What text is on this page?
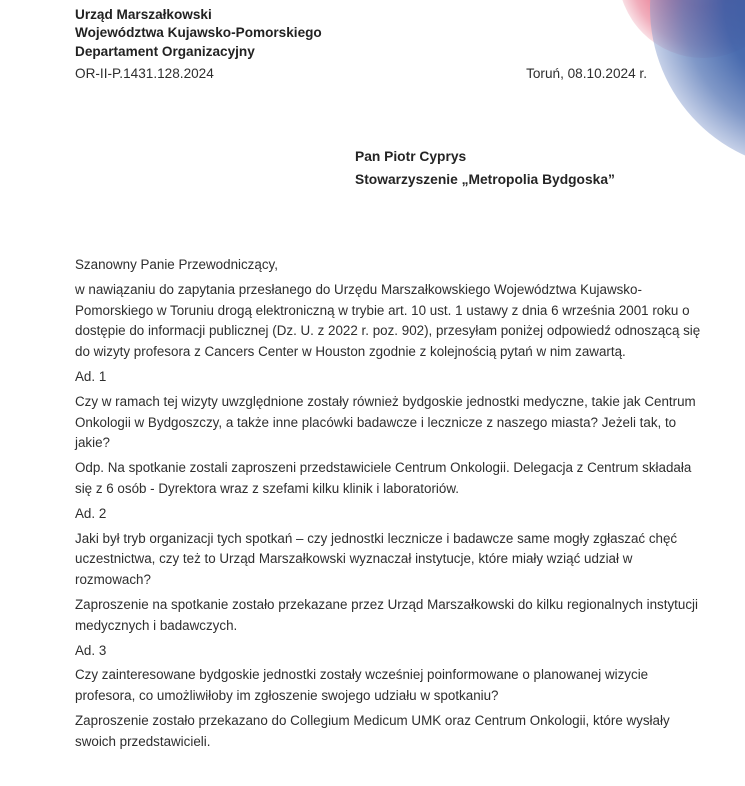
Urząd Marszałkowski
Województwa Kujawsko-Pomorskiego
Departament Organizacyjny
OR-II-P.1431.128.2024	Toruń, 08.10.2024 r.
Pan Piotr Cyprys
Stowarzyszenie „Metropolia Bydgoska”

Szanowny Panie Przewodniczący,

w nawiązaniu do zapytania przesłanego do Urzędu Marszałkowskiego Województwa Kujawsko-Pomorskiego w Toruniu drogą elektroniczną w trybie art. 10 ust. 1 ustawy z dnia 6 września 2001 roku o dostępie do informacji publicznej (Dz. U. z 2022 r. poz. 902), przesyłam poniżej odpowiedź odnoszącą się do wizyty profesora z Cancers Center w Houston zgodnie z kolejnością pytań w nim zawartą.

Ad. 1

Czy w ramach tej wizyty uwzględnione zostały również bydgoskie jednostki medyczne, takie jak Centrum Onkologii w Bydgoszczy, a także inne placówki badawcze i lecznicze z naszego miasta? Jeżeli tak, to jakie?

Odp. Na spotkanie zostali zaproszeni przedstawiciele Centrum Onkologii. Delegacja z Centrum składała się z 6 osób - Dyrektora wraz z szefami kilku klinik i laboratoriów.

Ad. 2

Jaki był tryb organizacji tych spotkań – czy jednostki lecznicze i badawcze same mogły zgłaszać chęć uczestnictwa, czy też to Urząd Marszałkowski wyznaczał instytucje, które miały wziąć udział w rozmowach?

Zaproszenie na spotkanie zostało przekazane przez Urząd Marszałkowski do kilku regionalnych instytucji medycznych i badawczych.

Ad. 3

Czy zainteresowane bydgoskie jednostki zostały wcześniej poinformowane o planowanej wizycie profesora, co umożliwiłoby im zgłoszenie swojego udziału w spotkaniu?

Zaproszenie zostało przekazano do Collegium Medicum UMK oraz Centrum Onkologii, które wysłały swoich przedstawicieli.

============================================================

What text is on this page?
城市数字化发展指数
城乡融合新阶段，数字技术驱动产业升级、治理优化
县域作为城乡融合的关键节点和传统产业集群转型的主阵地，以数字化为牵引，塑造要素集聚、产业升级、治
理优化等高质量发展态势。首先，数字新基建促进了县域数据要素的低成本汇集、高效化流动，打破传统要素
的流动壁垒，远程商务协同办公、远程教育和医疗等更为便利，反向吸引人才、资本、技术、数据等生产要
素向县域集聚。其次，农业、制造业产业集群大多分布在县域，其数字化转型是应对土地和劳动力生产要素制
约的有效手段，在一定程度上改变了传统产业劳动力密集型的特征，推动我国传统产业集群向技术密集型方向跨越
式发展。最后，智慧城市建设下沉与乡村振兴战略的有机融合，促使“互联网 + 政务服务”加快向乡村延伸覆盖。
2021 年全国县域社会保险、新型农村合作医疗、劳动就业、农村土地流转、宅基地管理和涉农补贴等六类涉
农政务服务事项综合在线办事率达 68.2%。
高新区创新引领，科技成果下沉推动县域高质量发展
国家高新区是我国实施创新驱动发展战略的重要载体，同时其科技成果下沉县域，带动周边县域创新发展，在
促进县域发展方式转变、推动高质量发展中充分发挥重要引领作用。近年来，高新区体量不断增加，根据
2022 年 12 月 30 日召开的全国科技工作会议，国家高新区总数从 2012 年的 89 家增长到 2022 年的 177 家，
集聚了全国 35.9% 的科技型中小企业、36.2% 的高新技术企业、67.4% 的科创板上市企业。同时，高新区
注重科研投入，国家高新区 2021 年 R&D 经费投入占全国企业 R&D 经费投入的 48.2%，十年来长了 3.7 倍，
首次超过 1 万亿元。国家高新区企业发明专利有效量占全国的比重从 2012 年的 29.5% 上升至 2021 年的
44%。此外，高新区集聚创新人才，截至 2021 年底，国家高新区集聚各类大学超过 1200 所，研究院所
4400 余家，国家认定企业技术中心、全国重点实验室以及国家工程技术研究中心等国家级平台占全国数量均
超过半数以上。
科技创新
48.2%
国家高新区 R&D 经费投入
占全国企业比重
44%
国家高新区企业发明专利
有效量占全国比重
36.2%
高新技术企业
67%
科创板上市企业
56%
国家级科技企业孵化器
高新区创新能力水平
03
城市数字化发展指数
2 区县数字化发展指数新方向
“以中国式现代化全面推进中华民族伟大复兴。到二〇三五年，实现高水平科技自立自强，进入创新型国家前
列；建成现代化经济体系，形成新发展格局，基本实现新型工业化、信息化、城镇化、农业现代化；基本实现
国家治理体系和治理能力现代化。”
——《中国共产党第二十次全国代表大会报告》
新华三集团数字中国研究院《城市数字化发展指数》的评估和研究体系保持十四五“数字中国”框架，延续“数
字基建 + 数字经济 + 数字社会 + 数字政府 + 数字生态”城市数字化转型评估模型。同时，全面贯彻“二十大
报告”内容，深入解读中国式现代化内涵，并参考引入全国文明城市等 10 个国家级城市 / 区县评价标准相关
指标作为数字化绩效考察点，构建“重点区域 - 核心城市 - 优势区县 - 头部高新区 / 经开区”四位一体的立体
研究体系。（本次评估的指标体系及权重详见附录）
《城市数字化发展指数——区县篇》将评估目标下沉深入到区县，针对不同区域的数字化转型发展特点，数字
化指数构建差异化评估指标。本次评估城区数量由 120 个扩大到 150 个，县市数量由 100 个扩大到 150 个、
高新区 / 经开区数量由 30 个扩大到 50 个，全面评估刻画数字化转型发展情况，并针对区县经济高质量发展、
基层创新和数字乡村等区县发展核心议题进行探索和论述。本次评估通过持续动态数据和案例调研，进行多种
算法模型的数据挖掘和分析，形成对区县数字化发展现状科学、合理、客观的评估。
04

============================================================

Given problem:
Wherever "wizyty" shows up in a line, copy that line.

Solved problem:
w nawiązaniu do zapytania przesłanego do Urzędu Marszałkowskiego Województwa Kujawsko-Pomorskiego w Toruniu drogą elektroniczną w trybie art. 10 ust. 1 ustawy z dnia 6 września 2001 roku o dostępie do informacji publicznej (Dz. U. z 2022 r. poz. 902), przesyłam poniżej odpowiedź odnoszącą się do wizyty profesora z Cancers Center w Houston zgodnie z kolejnością pytań w nim zawartą.
Czy w ramach tej wizyty uwzględnione zostały również bydgoskie jednostki medyczne, takie jak Centrum Onkologii w Bydgoszczy, a także inne placówki badawcze i lecznicze z naszego miasta? Jeżeli tak, to jakie?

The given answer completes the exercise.